**Work required**
Please print the entries exactly, omitting each image.

(Page image transcription data)
========

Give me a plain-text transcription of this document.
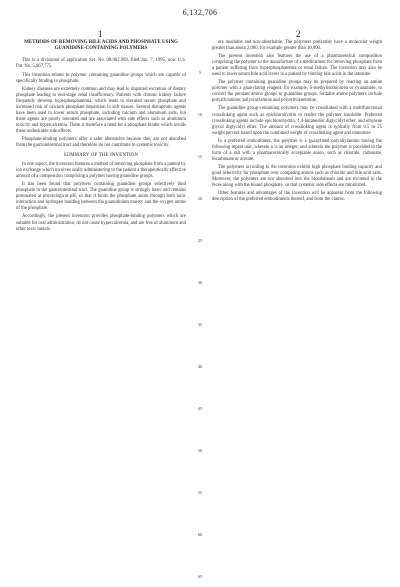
6,132,706
1	2
METHODS OF REMOVING BILE ACIDS AND PHOSPHATE USING GUANIDINE-CONTAINING POLYMERS

This is a divisional of application Ser. No. 08/482,969, filed Jun. 7, 1995, now U.S. Pat. No. 5,667,775.

This invention relates to polymer containing guanidine groups which are capable of specifically binding to phosphate.

Kidney diseases are extremely common and may lead to impaired excretion of dietary phosphate leading to end-stage renal insufficiency. Patients with chronic kidney failure frequently develop hyperphosphatemia, which leads to elevated serum phosphate and increased risk of calcium phosphate deposition in soft tissues. Several therapeutic agents have been used to lower serum phosphate, including calcium and aluminum salts, but these agents are poorly tolerated and are associated with side effects such as aluminum toxicity and hypercalcemia. There is therefore a need for a phosphate binder which avoids these undesirable side effects.

Phosphate-binding polymers offer a safer alternative because they are not absorbed from the gastrointestinal tract and therefore do not contribute to systemic toxicity.

SUMMARY OF THE INVENTION

In one aspect, the invention features a method of removing phosphate from a patient by ion exchange which involves orally administering to the patient a therapeutically effective amount of a composition comprising a polymer having guanidine groups.

It has been found that polymers containing guanidine groups selectively bind phosphate in the gastrointestinal tract. The guanidine group is strongly basic and remains protonated at physiological pH, so that it binds the phosphate anion through both ionic interaction and hydrogen bonding between the guanidinium moiety and the oxygen atoms of the phosphate.

Accordingly, the present invention provides phosphate-binding polymers which are suitable for oral administration, do not cause hypercalcemia, and are free of aluminum and other toxic metals.

5
10
15
20
25
30
35
40
45
50
55
60
65

are insoluble and non-absorbable. The polymers preferably have a molecular weight greater than about 2,000, for example greater than 10,000.

The present invention also features the use of a pharmaceutical composition comprising the polymer in the manufacture of a medicament for removing phosphate from a patient suffering from hyperphosphatemia or renal failure. The invention may also be used to lower serum bile acid levels in a patient by binding bile acids in the intestine.

The polymer containing guanidine groups may be prepared by reacting an amine polymer with a guanylating reagent, for example, S-methylisothiourea or cyanamide, to convert the pendant amino groups to guanidine groups. Suitable amine polymers include polyallylamine, polyvinylamine and polyethyleneimine.

The guanidine group-containing polymers may be crosslinked with a multifunctional crosslinking agent such as epichlorohydrin to render the polymer insoluble. Preferred crosslinking agents include epichlorohydrin, 1,4-butanediol diglycidyl ether, and ethylene glycol diglycidyl ether. The amount of crosslinking agent is typically from 0.5 to 25 weight percent based upon the combined weight of crosslinking agent and monomer.

In a preferred embodiment, the polymer is a guanylated polyallylamine having the following repeat unit, wherein n is an integer, and wherein the polymer is provided in the form of a salt with a pharmaceutically acceptable anion, such as chloride, carbonate, bicarbonate or acetate.

The polymers according to the invention exhibit high phosphate binding capacity and good selectivity for phosphate over competing anions such as chloride and bile acid salts. Moreover, the polymers are not absorbed into the bloodstream and are excreted in the feces along with the bound phosphate, so that systemic side effects are minimized.

Other features and advantages of the invention will be apparent from the following description of the preferred embodiments thereof, and from the claims.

========

**Task response**
Give me a plain-text transcription of this document.
6,132,706
1	2
METHODS OF REMOVING BILE ACIDS AND PHOSPHATE USING GUANIDINE-CONTAINING POLYMERS

This is a divisional of application Ser. No. 08/482,969, filed Jun. 7, 1995, now U.S. Pat. No. 5,667,775.

This invention relates to polymer containing guanidine groups which are capable of specifically binding to phosphate.

Kidney diseases are extremely common and may lead to impaired excretion of dietary phosphate leading to end-stage renal insufficiency. Patients with chronic kidney failure frequently develop hyperphosphatemia, which leads to elevated serum phosphate and increased risk of calcium phosphate deposition in soft tissues. Several therapeutic agents have been used to lower serum phosphate, including calcium and aluminum salts, but these agents are poorly tolerated and are associated with side effects such as aluminum toxicity and hypercalcemia. There is therefore a need for a phosphate binder which avoids these undesirable side effects.

Phosphate-binding polymers offer a safer alternative because they are not absorbed from the gastrointestinal tract and therefore do not contribute to systemic toxicity.

SUMMARY OF THE INVENTION

In one aspect, the invention features a method of removing phosphate from a patient by ion exchange which involves orally administering to the patient a therapeutically effective amount of a composition comprising a polymer having guanidine groups.

It has been found that polymers containing guanidine groups selectively bind phosphate in the gastrointestinal tract. The guanidine group is strongly basic and remains protonated at physiological pH, so that it binds the phosphate anion through both ionic interaction and hydrogen bonding between the guanidinium moiety and the oxygen atoms of the phosphate.

Accordingly, the present invention provides phosphate-binding polymers which are suitable for oral administration, do not cause hypercalcemia, and are free of aluminum and other toxic metals.

5
10
15
20
25
30
35
40
45
50
55
60
65

are insoluble and non-absorbable. The polymers preferably have a molecular weight greater than about 2,000, for example greater than 10,000.

The present invention also features the use of a pharmaceutical composition comprising the polymer in the manufacture of a medicament for removing phosphate from a patient suffering from hyperphosphatemia or renal failure. The invention may also be used to lower serum bile acid levels in a patient by binding bile acids in the intestine.

The polymer containing guanidine groups may be prepared by reacting an amine polymer with a guanylating reagent, for example, S-methylisothiourea or cyanamide, to convert the pendant amino groups to guanidine groups. Suitable amine polymers include polyallylamine, polyvinylamine and polyethyleneimine.

The guanidine group-containing polymers may be crosslinked with a multifunctional crosslinking agent such as epichlorohydrin to render the polymer insoluble. Preferred crosslinking agents include epichlorohydrin, 1,4-butanediol diglycidyl ether, and ethylene glycol diglycidyl ether. The amount of crosslinking agent is typically from 0.5 to 25 weight percent based upon the combined weight of crosslinking agent and monomer.

In a preferred embodiment, the polymer is a guanylated polyallylamine having the following repeat unit, wherein n is an integer, and wherein the polymer is provided in the form of a salt with a pharmaceutically acceptable anion, such as chloride, carbonate, bicarbonate or acetate.

The polymers according to the invention exhibit high phosphate binding capacity and good selectivity for phosphate over competing anions such as chloride and bile acid salts. Moreover, the polymers are not absorbed into the bloodstream and are excreted in the feces along with the bound phosphate, so that systemic side effects are minimized.

Other features and advantages of the invention will be apparent from the following description of the preferred embodiments thereof, and from the claims.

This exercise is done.